» GOAL
Reproduce the records from the line with "result-row: Antalya, Turkey" up to and including the line with "flag-us-icon xyxy=(9,45,27,57)", substituting "Quad9" for "Comodo" and leaving everything else unchanged.

» ENTRIES PROVIDED
═══

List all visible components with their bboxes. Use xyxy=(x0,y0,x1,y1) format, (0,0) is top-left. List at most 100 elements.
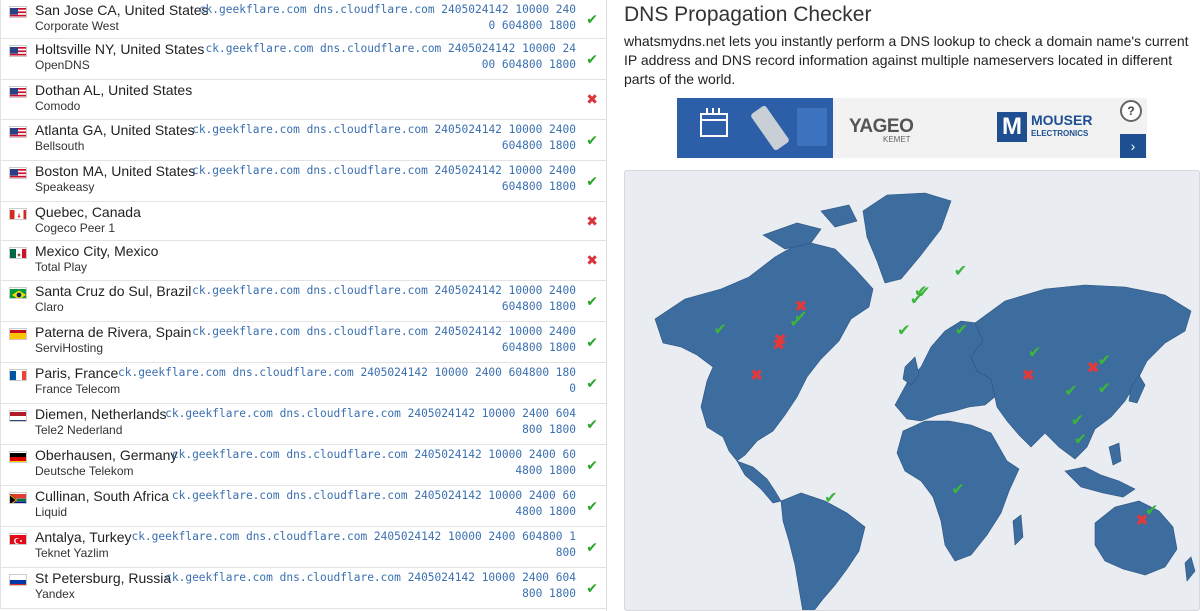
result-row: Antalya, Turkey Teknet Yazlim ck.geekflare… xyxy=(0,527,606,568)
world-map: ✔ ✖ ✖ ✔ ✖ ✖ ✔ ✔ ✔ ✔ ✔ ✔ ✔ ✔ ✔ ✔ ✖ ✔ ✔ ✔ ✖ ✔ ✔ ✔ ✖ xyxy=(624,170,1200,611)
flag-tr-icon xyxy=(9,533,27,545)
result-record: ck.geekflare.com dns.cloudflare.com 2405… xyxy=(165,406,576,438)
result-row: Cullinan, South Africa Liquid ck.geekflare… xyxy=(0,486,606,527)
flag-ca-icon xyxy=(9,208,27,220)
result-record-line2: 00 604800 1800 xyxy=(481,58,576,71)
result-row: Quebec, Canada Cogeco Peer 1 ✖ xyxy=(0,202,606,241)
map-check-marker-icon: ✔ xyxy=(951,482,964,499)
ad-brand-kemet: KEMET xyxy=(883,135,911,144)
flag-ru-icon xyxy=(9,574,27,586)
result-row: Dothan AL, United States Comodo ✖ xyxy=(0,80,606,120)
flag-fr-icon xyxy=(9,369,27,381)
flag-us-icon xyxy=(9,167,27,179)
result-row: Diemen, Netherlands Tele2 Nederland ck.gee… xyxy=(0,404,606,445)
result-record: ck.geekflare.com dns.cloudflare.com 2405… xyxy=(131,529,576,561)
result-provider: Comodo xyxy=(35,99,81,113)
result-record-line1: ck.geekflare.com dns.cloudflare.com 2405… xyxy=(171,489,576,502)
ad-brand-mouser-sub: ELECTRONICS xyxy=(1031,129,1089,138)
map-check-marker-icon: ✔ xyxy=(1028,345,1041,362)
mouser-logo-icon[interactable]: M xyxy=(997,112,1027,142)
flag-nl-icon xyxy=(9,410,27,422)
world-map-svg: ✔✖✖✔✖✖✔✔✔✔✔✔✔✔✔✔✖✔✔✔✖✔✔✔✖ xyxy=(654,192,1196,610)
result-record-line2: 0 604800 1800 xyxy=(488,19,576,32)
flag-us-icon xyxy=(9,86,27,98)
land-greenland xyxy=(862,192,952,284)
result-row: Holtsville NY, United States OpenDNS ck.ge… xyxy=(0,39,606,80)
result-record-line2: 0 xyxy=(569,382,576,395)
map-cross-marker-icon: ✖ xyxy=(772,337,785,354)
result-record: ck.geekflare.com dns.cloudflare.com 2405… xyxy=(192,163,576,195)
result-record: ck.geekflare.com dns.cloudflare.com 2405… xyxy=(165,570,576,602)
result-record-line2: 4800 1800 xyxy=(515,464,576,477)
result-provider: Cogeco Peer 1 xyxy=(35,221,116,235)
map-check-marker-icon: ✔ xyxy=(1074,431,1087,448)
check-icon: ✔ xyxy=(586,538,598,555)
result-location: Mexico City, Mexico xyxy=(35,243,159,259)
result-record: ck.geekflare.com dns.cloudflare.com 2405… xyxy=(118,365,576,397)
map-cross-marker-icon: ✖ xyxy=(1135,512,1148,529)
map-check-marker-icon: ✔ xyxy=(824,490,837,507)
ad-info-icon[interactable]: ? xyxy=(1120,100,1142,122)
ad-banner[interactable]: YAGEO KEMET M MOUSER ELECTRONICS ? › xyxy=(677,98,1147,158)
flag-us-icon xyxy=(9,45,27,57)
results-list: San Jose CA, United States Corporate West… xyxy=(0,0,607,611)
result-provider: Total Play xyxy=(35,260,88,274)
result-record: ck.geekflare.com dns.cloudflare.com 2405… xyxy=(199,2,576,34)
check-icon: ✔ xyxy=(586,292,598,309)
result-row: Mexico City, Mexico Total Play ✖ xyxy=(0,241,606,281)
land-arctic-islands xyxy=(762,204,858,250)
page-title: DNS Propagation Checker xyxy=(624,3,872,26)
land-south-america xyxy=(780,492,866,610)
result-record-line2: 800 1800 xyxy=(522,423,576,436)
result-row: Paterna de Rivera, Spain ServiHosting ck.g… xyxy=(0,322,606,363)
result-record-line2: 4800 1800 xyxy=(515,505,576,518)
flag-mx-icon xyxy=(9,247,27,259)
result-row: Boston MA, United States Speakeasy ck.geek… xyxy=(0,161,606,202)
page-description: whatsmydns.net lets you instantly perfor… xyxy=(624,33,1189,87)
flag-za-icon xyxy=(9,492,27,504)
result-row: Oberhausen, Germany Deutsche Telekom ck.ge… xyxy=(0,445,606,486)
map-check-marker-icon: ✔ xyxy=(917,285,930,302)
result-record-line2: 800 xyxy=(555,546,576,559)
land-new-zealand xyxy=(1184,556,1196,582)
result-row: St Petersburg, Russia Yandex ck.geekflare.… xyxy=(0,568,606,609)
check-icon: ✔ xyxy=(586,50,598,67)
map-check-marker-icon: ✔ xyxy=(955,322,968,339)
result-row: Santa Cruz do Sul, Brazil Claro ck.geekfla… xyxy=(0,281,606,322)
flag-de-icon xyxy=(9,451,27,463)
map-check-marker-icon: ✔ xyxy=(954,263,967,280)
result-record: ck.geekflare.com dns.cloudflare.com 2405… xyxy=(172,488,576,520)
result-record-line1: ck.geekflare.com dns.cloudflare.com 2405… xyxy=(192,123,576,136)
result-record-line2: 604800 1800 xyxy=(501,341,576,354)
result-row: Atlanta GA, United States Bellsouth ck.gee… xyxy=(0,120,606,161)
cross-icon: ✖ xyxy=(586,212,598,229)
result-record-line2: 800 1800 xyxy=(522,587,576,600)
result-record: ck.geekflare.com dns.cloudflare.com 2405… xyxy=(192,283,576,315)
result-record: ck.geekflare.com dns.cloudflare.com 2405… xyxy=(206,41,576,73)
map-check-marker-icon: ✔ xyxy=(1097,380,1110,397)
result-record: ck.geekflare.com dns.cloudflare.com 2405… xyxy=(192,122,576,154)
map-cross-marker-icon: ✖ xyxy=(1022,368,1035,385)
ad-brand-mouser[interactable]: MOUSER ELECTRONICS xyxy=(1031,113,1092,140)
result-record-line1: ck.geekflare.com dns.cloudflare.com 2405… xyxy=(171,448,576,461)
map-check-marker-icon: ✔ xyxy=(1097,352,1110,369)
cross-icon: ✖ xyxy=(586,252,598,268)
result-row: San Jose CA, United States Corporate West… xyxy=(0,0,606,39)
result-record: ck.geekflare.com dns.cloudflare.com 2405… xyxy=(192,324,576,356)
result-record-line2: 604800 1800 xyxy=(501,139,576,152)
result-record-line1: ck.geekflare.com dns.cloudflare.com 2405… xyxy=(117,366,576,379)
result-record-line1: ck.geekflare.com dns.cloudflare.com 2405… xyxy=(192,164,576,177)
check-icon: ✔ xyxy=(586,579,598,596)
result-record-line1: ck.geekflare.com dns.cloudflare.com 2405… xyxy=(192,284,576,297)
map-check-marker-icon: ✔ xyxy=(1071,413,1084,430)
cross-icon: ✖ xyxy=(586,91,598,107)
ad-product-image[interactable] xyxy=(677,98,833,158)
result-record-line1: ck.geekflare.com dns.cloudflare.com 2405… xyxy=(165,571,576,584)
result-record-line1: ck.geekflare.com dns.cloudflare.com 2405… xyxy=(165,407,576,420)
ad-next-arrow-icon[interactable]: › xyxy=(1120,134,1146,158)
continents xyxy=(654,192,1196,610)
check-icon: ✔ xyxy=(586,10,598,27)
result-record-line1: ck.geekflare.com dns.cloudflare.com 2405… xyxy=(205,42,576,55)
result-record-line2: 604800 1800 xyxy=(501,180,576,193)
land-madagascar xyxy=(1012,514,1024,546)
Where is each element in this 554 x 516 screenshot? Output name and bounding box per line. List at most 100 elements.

═══

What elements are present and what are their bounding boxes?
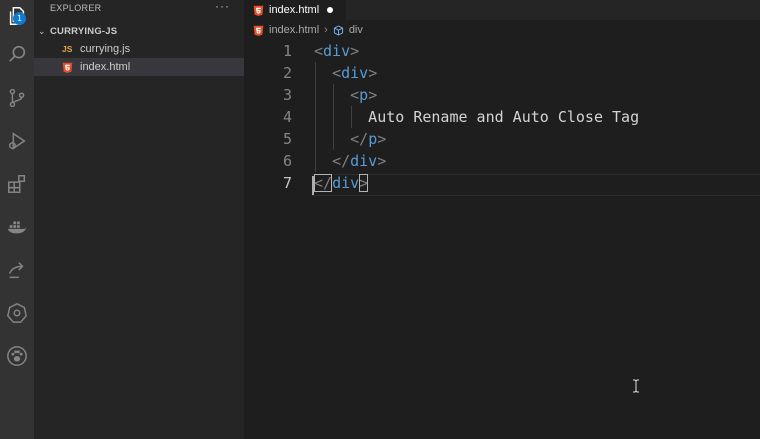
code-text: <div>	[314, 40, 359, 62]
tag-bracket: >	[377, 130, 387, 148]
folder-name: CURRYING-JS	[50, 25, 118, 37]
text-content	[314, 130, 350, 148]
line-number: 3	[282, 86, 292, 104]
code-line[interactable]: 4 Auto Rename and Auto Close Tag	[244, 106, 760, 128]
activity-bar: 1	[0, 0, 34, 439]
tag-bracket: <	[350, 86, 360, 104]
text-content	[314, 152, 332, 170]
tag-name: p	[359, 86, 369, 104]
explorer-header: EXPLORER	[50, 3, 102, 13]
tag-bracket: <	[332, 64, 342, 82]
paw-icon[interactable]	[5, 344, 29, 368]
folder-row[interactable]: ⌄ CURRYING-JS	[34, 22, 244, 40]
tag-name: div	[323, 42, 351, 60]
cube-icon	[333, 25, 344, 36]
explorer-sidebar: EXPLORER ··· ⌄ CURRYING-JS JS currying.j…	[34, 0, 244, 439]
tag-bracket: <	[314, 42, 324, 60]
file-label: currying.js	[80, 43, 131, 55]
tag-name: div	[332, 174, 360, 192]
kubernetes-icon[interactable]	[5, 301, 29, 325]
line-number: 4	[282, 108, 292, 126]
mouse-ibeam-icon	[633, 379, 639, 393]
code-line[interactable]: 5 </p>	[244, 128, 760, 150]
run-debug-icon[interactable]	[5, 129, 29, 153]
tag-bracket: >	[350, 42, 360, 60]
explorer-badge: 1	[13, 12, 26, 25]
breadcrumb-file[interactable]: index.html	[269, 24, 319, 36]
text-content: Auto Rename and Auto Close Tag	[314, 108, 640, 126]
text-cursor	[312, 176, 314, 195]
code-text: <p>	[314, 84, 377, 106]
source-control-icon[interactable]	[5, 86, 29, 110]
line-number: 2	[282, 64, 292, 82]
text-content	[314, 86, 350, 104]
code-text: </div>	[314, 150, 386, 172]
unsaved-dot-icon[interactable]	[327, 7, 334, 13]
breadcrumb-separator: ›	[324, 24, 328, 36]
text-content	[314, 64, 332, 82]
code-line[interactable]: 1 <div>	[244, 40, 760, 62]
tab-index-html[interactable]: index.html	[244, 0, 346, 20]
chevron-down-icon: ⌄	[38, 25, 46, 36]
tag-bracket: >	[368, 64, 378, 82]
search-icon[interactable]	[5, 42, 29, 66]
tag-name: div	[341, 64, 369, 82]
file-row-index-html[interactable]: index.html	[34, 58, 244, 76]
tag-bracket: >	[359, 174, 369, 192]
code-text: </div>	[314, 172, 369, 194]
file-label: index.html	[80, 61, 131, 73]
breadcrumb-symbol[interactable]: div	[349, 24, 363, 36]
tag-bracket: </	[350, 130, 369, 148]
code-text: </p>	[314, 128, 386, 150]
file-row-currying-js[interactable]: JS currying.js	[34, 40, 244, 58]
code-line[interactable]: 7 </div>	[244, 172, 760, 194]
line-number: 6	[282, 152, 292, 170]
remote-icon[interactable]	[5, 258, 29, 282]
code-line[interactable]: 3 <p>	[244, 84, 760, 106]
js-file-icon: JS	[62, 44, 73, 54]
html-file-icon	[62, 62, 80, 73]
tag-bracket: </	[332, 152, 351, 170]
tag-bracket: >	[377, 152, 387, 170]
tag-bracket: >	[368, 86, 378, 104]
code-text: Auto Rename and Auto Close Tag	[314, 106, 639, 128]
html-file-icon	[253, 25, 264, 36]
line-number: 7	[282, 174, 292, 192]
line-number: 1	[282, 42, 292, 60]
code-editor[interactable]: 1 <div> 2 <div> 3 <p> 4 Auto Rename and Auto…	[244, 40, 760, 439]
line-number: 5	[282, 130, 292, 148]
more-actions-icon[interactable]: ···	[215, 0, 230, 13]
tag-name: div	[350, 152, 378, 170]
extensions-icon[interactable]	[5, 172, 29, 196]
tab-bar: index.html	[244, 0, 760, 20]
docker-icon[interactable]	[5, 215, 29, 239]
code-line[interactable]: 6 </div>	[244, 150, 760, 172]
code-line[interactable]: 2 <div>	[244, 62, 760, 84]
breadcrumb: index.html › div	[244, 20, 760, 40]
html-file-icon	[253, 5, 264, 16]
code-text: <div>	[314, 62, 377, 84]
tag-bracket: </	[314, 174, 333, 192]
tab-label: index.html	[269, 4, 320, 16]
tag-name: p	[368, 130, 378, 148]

═══

» COMPLETED EXERCISE
result-row: Antalya, Turkey Teknet Yazlim ck.geekflare… xyxy=(0,527,606,568)
world-map: ✔ ✖ ✖ ✔ ✖ ✖ ✔ ✔ ✔ ✔ ✔ ✔ ✔ ✔ ✔ ✔ ✖ ✔ ✔ ✔ ✖ ✔ ✔ ✔ ✖ xyxy=(624,170,1200,611)
flag-tr-icon xyxy=(9,533,27,545)
result-record: ck.geekflare.com dns.cloudflare.com 2405… xyxy=(165,406,576,438)
result-row: Cullinan, South Africa Liquid ck.geekflare… xyxy=(0,486,606,527)
flag-ca-icon xyxy=(9,208,27,220)
result-record-line2: 00 604800 1800 xyxy=(481,58,576,71)
result-row: Quebec, Canada Cogeco Peer 1 ✖ xyxy=(0,202,606,241)
map-check-marker-icon: ✔ xyxy=(951,482,964,499)
ad-brand-kemet: KEMET xyxy=(883,135,911,144)
flag-ru-icon xyxy=(9,574,27,586)
result-row: Dothan AL, United States Quad9 ✖ xyxy=(0,80,606,120)
flag-fr-icon xyxy=(9,369,27,381)
flag-us-icon xyxy=(9,167,27,179)
result-row: Diemen, Netherlands Tele2 Nederland ck.gee… xyxy=(0,404,606,445)
result-record: ck.geekflare.com dns.cloudflare.com 2405… xyxy=(131,529,576,561)
result-provider: Quad9 xyxy=(35,99,81,113)
result-record-line1: ck.geekflare.com dns.cloudflare.com 2405… xyxy=(171,489,576,502)
ad-brand-mouser-sub: ELECTRONICS xyxy=(1031,129,1089,138)
map-check-marker-icon: ✔ xyxy=(1028,345,1041,362)
mouser-logo-icon[interactable]: M xyxy=(997,112,1027,142)
flag-nl-icon xyxy=(9,410,27,422)
world-map-svg: ✔✖✖✔✖✖✔✔✔✔✔✔✔✔✔✔✖✔✔✔✖✔✔✔✖ xyxy=(654,192,1196,610)
result-record-line2: 0 604800 1800 xyxy=(488,19,576,32)
flag-us-icon xyxy=(9,86,27,98)
land-greenland xyxy=(862,192,952,284)
result-row: Holtsville NY, United States OpenDNS ck.ge… xyxy=(0,39,606,80)
result-record-line2: 0 xyxy=(569,382,576,395)
map-cross-marker-icon: ✖ xyxy=(772,337,785,354)
result-record: ck.geekflare.com dns.cloudflare.com 2405… xyxy=(192,163,576,195)
result-record: ck.geekflare.com dns.cloudflare.com 2405… xyxy=(165,570,576,602)
result-record-line2: 4800 1800 xyxy=(515,464,576,477)
result-provider: Cogeco Peer 1 xyxy=(35,221,116,235)
map-check-marker-icon: ✔ xyxy=(1074,431,1087,448)
check-icon: ✔ xyxy=(586,538,598,555)
result-location: Mexico City, Mexico xyxy=(35,243,159,259)
result-record: ck.geekflare.com dns.cloudflare.com 2405… xyxy=(118,365,576,397)
map-cross-marker-icon: ✖ xyxy=(1135,512,1148,529)
map-check-marker-icon: ✔ xyxy=(824,490,837,507)
ad-info-icon[interactable]: ? xyxy=(1120,100,1142,122)
ad-banner[interactable]: YAGEO KEMET M MOUSER ELECTRONICS ? › xyxy=(677,98,1147,158)
flag-us-icon xyxy=(9,45,27,57)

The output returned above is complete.